EXTRACTED MATERIAL
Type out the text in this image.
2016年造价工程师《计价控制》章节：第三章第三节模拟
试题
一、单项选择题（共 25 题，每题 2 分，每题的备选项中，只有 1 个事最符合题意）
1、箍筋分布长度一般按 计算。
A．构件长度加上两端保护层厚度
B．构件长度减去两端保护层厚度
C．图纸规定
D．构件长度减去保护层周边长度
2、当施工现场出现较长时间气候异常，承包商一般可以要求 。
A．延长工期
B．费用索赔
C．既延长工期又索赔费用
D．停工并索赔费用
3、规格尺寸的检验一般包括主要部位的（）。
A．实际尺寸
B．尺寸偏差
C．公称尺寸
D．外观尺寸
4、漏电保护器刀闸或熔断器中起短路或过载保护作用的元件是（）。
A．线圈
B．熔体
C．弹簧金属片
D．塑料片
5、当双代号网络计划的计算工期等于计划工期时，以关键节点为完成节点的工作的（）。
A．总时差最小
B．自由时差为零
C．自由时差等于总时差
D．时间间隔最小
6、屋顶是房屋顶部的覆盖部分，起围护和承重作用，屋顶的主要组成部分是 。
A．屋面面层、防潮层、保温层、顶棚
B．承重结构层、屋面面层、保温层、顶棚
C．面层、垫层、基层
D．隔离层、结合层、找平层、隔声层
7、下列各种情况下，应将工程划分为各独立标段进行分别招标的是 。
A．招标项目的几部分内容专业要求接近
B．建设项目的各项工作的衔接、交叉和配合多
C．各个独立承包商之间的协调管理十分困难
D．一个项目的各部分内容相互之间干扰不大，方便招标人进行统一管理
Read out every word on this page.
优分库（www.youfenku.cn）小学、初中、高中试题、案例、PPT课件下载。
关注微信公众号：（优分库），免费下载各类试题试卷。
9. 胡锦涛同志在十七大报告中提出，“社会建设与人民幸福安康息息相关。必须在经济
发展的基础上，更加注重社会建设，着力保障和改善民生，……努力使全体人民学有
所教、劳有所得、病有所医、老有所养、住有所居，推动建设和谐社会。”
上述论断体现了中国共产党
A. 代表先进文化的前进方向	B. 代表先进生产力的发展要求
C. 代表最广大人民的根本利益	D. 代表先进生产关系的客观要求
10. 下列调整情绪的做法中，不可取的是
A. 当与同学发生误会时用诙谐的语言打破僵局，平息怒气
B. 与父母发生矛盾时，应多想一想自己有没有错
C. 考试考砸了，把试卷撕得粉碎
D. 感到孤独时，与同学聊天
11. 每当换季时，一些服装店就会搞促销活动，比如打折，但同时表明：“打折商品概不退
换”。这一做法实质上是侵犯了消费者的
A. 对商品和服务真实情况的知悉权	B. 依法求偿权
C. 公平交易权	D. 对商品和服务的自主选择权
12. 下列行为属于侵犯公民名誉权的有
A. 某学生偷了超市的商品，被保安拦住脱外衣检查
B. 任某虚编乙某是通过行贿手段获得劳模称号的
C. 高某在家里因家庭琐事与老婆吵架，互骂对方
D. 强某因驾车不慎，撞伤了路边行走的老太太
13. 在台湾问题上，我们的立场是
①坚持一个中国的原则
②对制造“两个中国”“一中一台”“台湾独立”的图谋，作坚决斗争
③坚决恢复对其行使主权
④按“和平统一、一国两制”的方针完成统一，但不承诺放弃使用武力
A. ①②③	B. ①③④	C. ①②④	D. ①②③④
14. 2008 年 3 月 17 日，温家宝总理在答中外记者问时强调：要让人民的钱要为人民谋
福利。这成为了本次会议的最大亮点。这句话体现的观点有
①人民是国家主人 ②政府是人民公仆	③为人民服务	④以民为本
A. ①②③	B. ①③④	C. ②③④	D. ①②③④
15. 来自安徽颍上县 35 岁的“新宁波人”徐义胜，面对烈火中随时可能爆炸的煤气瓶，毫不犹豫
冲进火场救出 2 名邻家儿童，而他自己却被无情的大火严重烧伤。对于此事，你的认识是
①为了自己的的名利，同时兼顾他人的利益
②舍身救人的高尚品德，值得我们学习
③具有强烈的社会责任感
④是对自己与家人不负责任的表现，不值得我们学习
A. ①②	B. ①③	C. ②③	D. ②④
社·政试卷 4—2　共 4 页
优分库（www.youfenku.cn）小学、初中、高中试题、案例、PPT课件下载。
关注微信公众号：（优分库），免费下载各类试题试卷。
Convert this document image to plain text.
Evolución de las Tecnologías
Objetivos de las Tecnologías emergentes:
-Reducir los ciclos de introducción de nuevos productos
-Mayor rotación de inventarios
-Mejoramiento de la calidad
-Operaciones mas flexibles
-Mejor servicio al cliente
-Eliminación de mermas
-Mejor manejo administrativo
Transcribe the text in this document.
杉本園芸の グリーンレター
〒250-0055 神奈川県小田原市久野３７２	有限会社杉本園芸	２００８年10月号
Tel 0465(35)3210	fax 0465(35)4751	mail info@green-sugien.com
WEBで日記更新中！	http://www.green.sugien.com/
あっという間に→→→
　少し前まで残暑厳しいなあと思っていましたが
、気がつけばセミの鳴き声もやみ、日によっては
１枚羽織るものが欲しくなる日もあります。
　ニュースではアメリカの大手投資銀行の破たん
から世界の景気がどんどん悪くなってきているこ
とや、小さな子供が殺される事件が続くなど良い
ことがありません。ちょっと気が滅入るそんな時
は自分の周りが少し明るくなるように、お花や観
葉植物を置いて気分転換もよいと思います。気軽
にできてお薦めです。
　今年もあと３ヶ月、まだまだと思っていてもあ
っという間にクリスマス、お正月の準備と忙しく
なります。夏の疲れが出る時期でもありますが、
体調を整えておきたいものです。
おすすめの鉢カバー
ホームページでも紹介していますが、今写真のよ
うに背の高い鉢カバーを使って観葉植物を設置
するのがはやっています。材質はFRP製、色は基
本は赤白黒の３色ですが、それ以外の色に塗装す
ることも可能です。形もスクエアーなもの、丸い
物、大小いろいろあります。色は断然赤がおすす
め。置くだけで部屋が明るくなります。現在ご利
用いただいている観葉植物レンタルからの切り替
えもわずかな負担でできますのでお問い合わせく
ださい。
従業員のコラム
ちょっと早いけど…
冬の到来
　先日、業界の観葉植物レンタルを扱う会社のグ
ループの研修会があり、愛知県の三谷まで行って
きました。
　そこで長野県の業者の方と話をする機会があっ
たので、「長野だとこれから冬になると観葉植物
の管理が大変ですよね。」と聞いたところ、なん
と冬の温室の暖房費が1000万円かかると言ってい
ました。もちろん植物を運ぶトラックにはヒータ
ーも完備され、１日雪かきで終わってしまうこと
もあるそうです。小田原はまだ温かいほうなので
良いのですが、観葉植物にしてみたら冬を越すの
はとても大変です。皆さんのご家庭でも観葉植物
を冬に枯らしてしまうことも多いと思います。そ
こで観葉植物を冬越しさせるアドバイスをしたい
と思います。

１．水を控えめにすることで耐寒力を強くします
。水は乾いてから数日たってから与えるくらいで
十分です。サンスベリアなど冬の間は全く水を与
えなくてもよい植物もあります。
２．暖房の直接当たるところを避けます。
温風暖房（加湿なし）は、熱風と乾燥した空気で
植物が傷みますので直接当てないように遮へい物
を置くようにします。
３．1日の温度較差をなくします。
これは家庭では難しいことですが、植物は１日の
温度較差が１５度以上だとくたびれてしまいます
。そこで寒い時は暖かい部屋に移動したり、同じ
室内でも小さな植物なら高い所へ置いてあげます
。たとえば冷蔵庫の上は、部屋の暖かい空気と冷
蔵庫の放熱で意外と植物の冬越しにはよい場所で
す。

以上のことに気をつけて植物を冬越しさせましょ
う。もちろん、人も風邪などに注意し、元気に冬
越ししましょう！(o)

SET EXERCISE
With the line containing "Convert this document image to plain text." as the first and the last line of the records as the final one, print exactly the lines in that span.

THE OUTPUT
Convert this document image to plain text.
Evolución de las Tecnologías
Objetivos de las Tecnologías emergentes:
-Reducir los ciclos de introducción de nuevos productos
-Mayor rotación de inventarios
-Mejoramiento de la calidad
-Operaciones mas flexibles
-Mejor servicio al cliente
-Eliminación de mermas
-Mejor manejo administrativo
Transcribe the text in this document.
杉本園芸の グリーンレター
〒250-0055 神奈川県小田原市久野３７２	有限会社杉本園芸	２００８年10月号
Tel 0465(35)3210	fax 0465(35)4751	mail info@green-sugien.com
WEBで日記更新中！	http://www.green.sugien.com/
あっという間に→→→
　少し前まで残暑厳しいなあと思っていましたが
、気がつけばセミの鳴き声もやみ、日によっては
１枚羽織るものが欲しくなる日もあります。
　ニュースではアメリカの大手投資銀行の破たん
から世界の景気がどんどん悪くなってきているこ
とや、小さな子供が殺される事件が続くなど良い
ことがありません。ちょっと気が滅入るそんな時
は自分の周りが少し明るくなるように、お花や観
葉植物を置いて気分転換もよいと思います。気軽
にできてお薦めです。
　今年もあと３ヶ月、まだまだと思っていてもあ
っという間にクリスマス、お正月の準備と忙しく
なります。夏の疲れが出る時期でもありますが、
体調を整えておきたいものです。
おすすめの鉢カバー
ホームページでも紹介していますが、今写真のよ
うに背の高い鉢カバーを使って観葉植物を設置
するのがはやっています。材質はFRP製、色は基
本は赤白黒の３色ですが、それ以外の色に塗装す
ることも可能です。形もスクエアーなもの、丸い
物、大小いろいろあります。色は断然赤がおすす
め。置くだけで部屋が明るくなります。現在ご利
用いただいている観葉植物レンタルからの切り替
えもわずかな負担でできますのでお問い合わせく
ださい。
従業員のコラム
ちょっと早いけど…
冬の到来
　先日、業界の観葉植物レンタルを扱う会社のグ
ループの研修会があり、愛知県の三谷まで行って
きました。
　そこで長野県の業者の方と話をする機会があっ
たので、「長野だとこれから冬になると観葉植物
の管理が大変ですよね。」と聞いたところ、なん
と冬の温室の暖房費が1000万円かかると言ってい
ました。もちろん植物を運ぶトラックにはヒータ
ーも完備され、１日雪かきで終わってしまうこと
もあるそうです。小田原はまだ温かいほうなので
良いのですが、観葉植物にしてみたら冬を越すの
はとても大変です。皆さんのご家庭でも観葉植物
を冬に枯らしてしまうことも多いと思います。そ
こで観葉植物を冬越しさせるアドバイスをしたい
と思います。

１．水を控えめにすることで耐寒力を強くします
。水は乾いてから数日たってから与えるくらいで
十分です。サンスベリアなど冬の間は全く水を与
えなくてもよい植物もあります。
２．暖房の直接当たるところを避けます。
温風暖房（加湿なし）は、熱風と乾燥した空気で
植物が傷みますので直接当てないように遮へい物
を置くようにします。
３．1日の温度較差をなくします。
これは家庭では難しいことですが、植物は１日の
温度較差が１５度以上だとくたびれてしまいます
。そこで寒い時は暖かい部屋に移動したり、同じ
室内でも小さな植物なら高い所へ置いてあげます
。たとえば冷蔵庫の上は、部屋の暖かい空気と冷
蔵庫の放熱で意外と植物の冬越しにはよい場所で
す。

以上のことに気をつけて植物を冬越しさせましょ
う。もちろん、人も風邪などに注意し、元気に冬
越ししましょう！(o)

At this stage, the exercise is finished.